• [Exercise objective] In the material below, list every line carrying the string "Helfer".

• [Data shown]
§

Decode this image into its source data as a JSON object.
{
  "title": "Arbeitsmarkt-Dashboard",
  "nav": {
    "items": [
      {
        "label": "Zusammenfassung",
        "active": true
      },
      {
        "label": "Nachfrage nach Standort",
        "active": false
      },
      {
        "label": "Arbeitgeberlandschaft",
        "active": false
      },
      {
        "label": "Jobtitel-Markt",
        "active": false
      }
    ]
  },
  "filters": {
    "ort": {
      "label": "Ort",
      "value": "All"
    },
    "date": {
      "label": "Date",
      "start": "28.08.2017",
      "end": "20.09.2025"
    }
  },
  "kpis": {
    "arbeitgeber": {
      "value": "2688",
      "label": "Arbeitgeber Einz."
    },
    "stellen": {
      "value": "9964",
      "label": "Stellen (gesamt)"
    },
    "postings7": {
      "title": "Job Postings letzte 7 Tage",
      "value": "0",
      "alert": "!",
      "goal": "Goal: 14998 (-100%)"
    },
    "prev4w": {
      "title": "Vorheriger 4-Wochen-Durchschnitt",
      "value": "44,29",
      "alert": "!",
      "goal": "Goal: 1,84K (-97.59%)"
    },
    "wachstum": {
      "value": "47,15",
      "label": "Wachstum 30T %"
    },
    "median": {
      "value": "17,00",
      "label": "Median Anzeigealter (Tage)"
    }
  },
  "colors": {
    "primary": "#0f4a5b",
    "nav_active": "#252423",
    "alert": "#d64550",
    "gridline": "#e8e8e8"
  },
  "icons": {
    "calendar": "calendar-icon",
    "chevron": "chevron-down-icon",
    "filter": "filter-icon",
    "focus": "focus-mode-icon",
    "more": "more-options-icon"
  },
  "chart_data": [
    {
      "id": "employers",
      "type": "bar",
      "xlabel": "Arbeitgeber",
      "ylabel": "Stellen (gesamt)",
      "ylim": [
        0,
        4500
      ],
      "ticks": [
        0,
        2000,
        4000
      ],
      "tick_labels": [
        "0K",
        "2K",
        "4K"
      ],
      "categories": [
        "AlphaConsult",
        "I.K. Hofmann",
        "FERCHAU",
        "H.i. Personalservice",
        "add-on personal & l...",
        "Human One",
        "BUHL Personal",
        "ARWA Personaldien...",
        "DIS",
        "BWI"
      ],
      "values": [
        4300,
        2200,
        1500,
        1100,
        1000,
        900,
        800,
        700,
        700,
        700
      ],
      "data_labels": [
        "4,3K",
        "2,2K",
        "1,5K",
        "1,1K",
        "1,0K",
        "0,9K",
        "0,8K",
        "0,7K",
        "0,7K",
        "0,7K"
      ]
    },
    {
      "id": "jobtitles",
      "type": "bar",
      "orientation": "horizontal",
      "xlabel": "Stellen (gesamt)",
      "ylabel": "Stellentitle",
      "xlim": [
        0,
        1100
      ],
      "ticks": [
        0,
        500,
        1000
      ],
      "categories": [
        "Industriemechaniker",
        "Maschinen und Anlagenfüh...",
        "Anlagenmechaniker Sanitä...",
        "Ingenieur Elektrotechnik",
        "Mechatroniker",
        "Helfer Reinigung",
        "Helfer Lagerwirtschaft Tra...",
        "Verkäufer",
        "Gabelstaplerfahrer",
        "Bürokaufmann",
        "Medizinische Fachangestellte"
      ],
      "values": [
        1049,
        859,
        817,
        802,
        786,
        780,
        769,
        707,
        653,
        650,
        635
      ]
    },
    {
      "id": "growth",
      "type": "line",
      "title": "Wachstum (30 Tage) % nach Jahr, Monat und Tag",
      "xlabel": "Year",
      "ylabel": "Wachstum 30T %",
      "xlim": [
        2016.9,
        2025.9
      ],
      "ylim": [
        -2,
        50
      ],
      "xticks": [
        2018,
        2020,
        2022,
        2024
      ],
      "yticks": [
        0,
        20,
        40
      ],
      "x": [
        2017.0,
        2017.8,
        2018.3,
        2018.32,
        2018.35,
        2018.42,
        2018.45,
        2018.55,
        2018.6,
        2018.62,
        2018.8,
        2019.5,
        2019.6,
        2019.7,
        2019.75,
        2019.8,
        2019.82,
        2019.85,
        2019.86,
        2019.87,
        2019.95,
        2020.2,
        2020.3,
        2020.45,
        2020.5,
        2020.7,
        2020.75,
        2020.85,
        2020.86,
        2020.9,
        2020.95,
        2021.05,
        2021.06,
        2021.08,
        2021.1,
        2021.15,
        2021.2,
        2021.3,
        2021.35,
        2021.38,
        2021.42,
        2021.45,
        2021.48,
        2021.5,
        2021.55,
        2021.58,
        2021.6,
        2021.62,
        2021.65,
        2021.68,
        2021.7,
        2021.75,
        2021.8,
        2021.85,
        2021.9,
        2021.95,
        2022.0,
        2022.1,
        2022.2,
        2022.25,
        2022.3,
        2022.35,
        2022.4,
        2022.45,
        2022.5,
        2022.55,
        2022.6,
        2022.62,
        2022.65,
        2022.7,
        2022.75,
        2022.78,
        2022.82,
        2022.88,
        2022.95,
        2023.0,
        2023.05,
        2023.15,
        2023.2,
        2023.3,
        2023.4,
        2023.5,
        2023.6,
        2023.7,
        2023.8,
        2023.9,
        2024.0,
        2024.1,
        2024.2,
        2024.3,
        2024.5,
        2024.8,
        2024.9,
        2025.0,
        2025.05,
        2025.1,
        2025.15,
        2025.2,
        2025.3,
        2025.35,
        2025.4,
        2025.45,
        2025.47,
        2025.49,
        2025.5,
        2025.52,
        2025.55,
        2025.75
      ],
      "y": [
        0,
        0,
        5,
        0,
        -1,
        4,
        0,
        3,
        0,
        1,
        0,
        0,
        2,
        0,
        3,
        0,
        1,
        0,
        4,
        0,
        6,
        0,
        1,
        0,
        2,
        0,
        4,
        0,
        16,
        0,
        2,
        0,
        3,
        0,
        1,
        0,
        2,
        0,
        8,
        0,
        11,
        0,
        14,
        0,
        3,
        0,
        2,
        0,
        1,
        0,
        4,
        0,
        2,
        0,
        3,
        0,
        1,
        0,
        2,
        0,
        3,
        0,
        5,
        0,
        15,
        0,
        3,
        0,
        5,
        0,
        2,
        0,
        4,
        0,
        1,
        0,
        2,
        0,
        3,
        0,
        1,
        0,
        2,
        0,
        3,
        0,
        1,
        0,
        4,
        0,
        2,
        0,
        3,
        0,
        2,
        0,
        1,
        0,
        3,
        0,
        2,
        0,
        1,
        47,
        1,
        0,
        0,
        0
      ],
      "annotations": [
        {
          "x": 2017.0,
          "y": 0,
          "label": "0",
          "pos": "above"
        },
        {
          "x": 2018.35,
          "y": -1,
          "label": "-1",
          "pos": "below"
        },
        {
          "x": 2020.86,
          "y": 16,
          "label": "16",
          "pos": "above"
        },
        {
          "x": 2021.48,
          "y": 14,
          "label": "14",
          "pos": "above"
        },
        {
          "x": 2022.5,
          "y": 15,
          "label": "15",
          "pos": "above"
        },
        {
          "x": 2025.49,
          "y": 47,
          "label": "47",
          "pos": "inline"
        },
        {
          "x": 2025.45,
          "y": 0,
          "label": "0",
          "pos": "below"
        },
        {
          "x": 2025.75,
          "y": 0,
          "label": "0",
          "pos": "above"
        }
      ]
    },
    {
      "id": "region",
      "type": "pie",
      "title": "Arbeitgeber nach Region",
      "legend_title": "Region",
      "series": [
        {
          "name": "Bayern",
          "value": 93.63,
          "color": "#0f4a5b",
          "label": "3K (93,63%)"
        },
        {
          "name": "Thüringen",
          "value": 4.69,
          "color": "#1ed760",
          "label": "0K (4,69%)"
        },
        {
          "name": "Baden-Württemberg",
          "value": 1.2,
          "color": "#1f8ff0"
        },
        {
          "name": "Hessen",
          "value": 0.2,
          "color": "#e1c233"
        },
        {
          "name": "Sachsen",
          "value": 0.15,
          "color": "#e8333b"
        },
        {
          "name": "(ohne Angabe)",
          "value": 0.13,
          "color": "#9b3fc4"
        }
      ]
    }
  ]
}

§

• [Output for this task]
        "Helfer Reinigung",
        "Helfer Lagerwirtschaft Tra...",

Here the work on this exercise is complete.